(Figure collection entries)
--- start ---
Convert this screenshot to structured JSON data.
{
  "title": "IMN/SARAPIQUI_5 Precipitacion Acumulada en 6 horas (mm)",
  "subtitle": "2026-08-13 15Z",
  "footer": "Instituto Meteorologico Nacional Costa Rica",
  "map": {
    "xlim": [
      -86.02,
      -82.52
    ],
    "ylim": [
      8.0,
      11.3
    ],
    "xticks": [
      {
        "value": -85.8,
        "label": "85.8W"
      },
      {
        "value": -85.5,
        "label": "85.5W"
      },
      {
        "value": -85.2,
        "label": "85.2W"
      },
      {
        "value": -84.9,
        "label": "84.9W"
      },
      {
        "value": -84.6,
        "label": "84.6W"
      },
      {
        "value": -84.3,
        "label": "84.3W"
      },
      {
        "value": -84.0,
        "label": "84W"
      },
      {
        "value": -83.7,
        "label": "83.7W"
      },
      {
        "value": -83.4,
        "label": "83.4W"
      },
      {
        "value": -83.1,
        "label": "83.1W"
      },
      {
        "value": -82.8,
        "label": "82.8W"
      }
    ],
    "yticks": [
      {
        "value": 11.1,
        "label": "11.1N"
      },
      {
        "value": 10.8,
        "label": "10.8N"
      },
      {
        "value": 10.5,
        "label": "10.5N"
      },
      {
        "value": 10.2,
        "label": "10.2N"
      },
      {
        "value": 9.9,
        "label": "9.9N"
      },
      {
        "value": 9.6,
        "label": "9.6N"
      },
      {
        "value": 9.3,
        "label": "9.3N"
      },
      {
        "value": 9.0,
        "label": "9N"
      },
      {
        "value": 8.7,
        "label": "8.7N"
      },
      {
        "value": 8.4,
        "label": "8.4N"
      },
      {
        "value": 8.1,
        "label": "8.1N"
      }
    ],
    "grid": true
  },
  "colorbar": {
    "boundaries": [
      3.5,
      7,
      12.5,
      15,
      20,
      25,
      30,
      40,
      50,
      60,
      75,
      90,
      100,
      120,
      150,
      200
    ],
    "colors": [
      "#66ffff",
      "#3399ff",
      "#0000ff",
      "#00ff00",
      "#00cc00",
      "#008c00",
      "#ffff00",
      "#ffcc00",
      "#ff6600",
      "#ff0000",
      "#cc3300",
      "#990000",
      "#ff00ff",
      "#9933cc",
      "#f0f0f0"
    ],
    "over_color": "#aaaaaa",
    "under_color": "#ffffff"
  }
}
--- end ---
The task: Print the listing above in full, exactly as it is.

Task output:
Convert this screenshot to structured JSON data.
{
  "title": "IMN/SARAPIQUI_5 Precipitacion Acumulada en 6 horas (mm)",
  "subtitle": "2026-08-13 15Z",
  "footer": "Instituto Meteorologico Nacional Costa Rica",
  "map": {
    "xlim": [
      -86.02,
      -82.52
    ],
    "ylim": [
      8.0,
      11.3
    ],
    "xticks": [
      {
        "value": -85.8,
        "label": "85.8W"
      },
      {
        "value": -85.5,
        "label": "85.5W"
      },
      {
        "value": -85.2,
        "label": "85.2W"
      },
      {
        "value": -84.9,
        "label": "84.9W"
      },
      {
        "value": -84.6,
        "label": "84.6W"
      },
      {
        "value": -84.3,
        "label": "84.3W"
      },
      {
        "value": -84.0,
        "label": "84W"
      },
      {
        "value": -83.7,
        "label": "83.7W"
      },
      {
        "value": -83.4,
        "label": "83.4W"
      },
      {
        "value": -83.1,
        "label": "83.1W"
      },
      {
        "value": -82.8,
        "label": "82.8W"
      }
    ],
    "yticks": [
      {
        "value": 11.1,
        "label": "11.1N"
      },
      {
        "value": 10.8,
        "label": "10.8N"
      },
      {
        "value": 10.5,
        "label": "10.5N"
      },
      {
        "value": 10.2,
        "label": "10.2N"
      },
      {
        "value": 9.9,
        "label": "9.9N"
      },
      {
        "value": 9.6,
        "label": "9.6N"
      },
      {
        "value": 9.3,
        "label": "9.3N"
      },
      {
        "value": 9.0,
        "label": "9N"
      },
      {
        "value": 8.7,
        "label": "8.7N"
      },
      {
        "value": 8.4,
        "label": "8.4N"
      },
      {
        "value": 8.1,
        "label": "8.1N"
      }
    ],
    "grid": true
  },
  "colorbar": {
    "boundaries": [
      3.5,
      7,
      12.5,
      15,
      20,
      25,
      30,
      40,
      50,
      60,
      75,
      90,
      100,
      120,
      150,
      200
    ],
    "colors": [
      "#66ffff",
      "#3399ff",
      "#0000ff",
      "#00ff00",
      "#00cc00",
      "#008c00",
      "#ffff00",
      "#ffcc00",
      "#ff6600",
      "#ff0000",
      "#cc3300",
      "#990000",
      "#ff00ff",
      "#9933cc",
      "#f0f0f0"
    ],
    "over_color": "#aaaaaa",
    "under_color": "#ffffff"
  }
}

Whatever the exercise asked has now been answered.